=== Written problem ===
Return the lines below exactly, starting with the line that contains "Convert this document image to plain text." and stopping after the last line.
[Dataset content start]
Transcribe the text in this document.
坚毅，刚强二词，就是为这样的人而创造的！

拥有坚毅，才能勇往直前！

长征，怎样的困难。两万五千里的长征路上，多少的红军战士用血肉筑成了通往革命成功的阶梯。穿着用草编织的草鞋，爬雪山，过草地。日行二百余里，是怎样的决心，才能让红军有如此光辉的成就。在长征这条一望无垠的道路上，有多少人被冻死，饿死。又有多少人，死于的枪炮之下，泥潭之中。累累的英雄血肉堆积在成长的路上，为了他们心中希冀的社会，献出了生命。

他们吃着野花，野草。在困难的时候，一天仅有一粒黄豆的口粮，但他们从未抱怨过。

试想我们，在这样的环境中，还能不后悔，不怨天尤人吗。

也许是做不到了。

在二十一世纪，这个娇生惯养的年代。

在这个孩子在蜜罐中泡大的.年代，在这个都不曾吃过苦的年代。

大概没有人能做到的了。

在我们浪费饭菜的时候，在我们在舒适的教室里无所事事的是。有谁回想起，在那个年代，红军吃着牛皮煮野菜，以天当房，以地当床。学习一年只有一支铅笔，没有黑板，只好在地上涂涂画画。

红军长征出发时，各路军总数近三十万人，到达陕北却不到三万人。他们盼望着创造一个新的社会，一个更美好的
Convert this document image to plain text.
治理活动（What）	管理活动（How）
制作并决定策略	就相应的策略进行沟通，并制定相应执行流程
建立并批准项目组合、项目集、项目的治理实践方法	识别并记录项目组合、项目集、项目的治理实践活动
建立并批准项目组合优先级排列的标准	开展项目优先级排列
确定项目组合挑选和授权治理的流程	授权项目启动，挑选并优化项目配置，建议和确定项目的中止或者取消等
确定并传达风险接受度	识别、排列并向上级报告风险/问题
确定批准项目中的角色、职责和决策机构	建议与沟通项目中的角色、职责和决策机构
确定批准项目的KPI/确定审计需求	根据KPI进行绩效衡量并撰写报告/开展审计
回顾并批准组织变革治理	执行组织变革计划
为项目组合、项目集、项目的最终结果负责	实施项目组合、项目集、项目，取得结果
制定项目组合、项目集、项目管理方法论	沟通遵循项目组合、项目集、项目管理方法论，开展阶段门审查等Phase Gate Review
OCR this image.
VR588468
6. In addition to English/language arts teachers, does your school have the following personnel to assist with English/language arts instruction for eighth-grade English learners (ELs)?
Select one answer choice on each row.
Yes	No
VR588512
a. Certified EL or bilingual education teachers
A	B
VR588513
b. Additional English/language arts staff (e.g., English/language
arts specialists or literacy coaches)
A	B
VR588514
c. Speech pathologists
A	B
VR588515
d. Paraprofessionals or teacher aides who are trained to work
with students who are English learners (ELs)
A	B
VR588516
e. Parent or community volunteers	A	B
[Dataset content end]
=== Answer ===
Convert this document image to plain text.
治理活动（What）	管理活动（How）
制作并决定策略	就相应的策略进行沟通，并制定相应执行流程
建立并批准项目组合、项目集、项目的治理实践方法	识别并记录项目组合、项目集、项目的治理实践活动
建立并批准项目组合优先级排列的标准	开展项目优先级排列
确定项目组合挑选和授权治理的流程	授权项目启动，挑选并优化项目配置，建议和确定项目的中止或者取消等
确定并传达风险接受度	识别、排列并向上级报告风险/问题
确定批准项目中的角色、职责和决策机构	建议与沟通项目中的角色、职责和决策机构
确定批准项目的KPI/确定审计需求	根据KPI进行绩效衡量并撰写报告/开展审计
回顾并批准组织变革治理	执行组织变革计划
为项目组合、项目集、项目的最终结果负责	实施项目组合、项目集、项目，取得结果
制定项目组合、项目集、项目管理方法论	沟通遵循项目组合、项目集、项目管理方法论，开展阶段门审查等Phase Gate Review
OCR this image.
VR588468
6. In addition to English/language arts teachers, does your school have the following personnel to assist with English/language arts instruction for eighth-grade English learners (ELs)?
Select one answer choice on each row.
Yes	No
VR588512
a. Certified EL or bilingual education teachers
A	B
VR588513
b. Additional English/language arts staff (e.g., English/language
arts specialists or literacy coaches)
A	B
VR588514
c. Speech pathologists
A	B
VR588515
d. Paraprofessionals or teacher aides who are trained to work
with students who are English learners (ELs)
A	B
VR588516
e. Parent or community volunteers	A	B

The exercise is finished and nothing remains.